▶ **Supplied data**

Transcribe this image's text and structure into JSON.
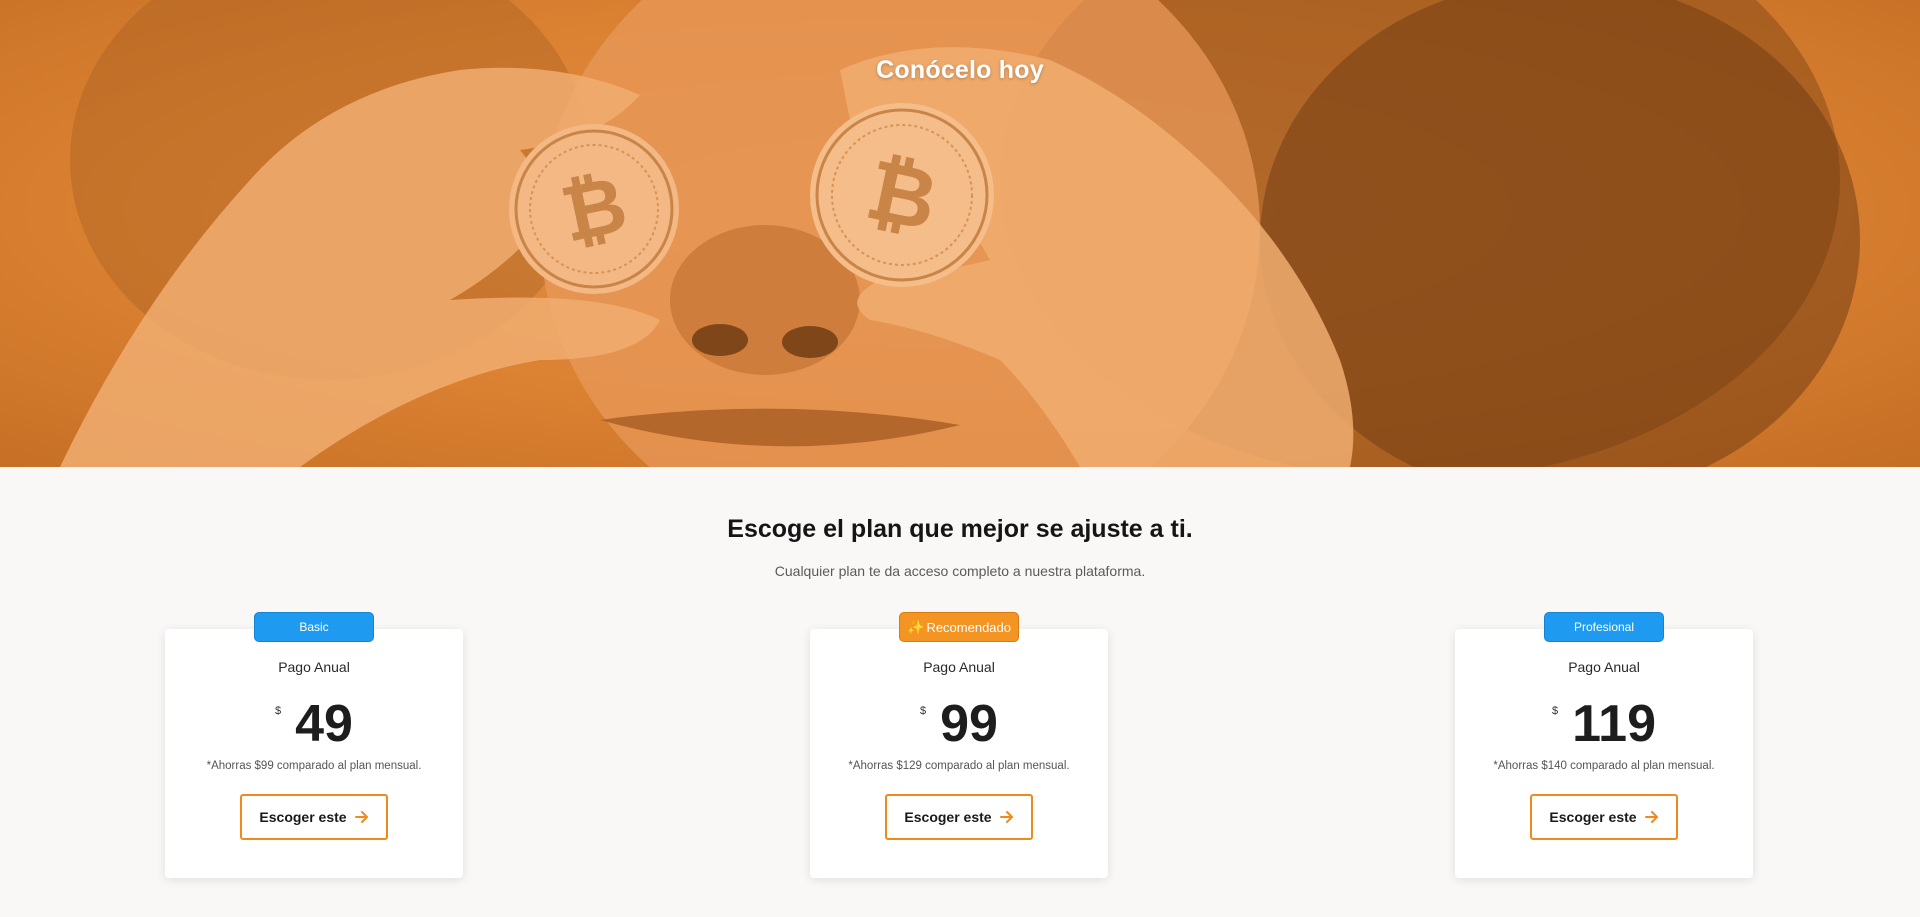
{
  "hero": {
    "title": "Conócelo hoy"
  },
  "plans_section": {
    "title": "Escoge el plan que mejor se ajuste a ti.",
    "subtitle": "Cualquier plan te da acceso completo a nuestra plataforma."
  },
  "plans": [
    {
      "badge": "Basic",
      "badge_color": "#1e9bf0",
      "label": "Pago Anual",
      "currency": "$",
      "amount": "49",
      "savings": "*Ahorras $99 comparado al plan mensual.",
      "button_label": "Escoger este"
    },
    {
      "badge": "Recomendado",
      "badge_color": "#f39423",
      "badge_icon": "sparkle-icon",
      "label": "Pago Anual",
      "currency": "$",
      "amount": "99",
      "savings": "*Ahorras $129 comparado al plan mensual.",
      "button_label": "Escoger este"
    },
    {
      "badge": "Profesional",
      "badge_color": "#1e9bf0",
      "label": "Pago Anual",
      "currency": "$",
      "amount": "119",
      "savings": "*Ahorras $140 comparado al plan mensual.",
      "button_label": "Escoger este"
    }
  ],
  "colors": {
    "accent": "#f08a1c",
    "hero_tint": "#db8132",
    "badge_blue": "#1e9bf0",
    "background": "#f9f8f6"
  }
}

▶ **Description of the task**
Report every line in the data above in which the word "savings" appears.

▶ **Exercise result**
      "savings": "*Ahorras $99 comparado al plan mensual.",
      "savings": "*Ahorras $129 comparado al plan mensual.",
      "savings": "*Ahorras $140 comparado al plan mensual.",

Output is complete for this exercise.